■ **Given exercise**
Exactly as they appear, output all of the entries.

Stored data
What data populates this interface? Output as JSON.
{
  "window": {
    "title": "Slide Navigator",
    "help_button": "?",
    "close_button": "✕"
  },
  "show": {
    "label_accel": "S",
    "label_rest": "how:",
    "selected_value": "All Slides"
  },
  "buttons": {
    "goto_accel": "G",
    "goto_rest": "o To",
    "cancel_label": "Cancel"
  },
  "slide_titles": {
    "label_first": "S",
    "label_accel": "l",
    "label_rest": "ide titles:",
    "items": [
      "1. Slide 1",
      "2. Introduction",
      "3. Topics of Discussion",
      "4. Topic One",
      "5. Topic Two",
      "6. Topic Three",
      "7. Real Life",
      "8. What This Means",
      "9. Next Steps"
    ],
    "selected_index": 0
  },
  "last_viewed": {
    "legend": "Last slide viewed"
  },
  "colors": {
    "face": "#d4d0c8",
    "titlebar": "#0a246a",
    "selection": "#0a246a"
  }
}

■ **Response**
What data populates this interface? Output as JSON.
{
  "window": {
    "title": "Slide Navigator",
    "help_button": "?",
    "close_button": "✕"
  },
  "show": {
    "label_accel": "S",
    "label_rest": "how:",
    "selected_value": "All Slides"
  },
  "buttons": {
    "goto_accel": "G",
    "goto_rest": "o To",
    "cancel_label": "Cancel"
  },
  "slide_titles": {
    "label_first": "S",
    "label_accel": "l",
    "label_rest": "ide titles:",
    "items": [
      "1. Slide 1",
      "2. Introduction",
      "3. Topics of Discussion",
      "4. Topic One",
      "5. Topic Two",
      "6. Topic Three",
      "7. Real Life",
      "8. What This Means",
      "9. Next Steps"
    ],
    "selected_index": 0
  },
  "last_viewed": {
    "legend": "Last slide viewed"
  },
  "colors": {
    "face": "#d4d0c8",
    "titlebar": "#0a246a",
    "selection": "#0a246a"
  }
}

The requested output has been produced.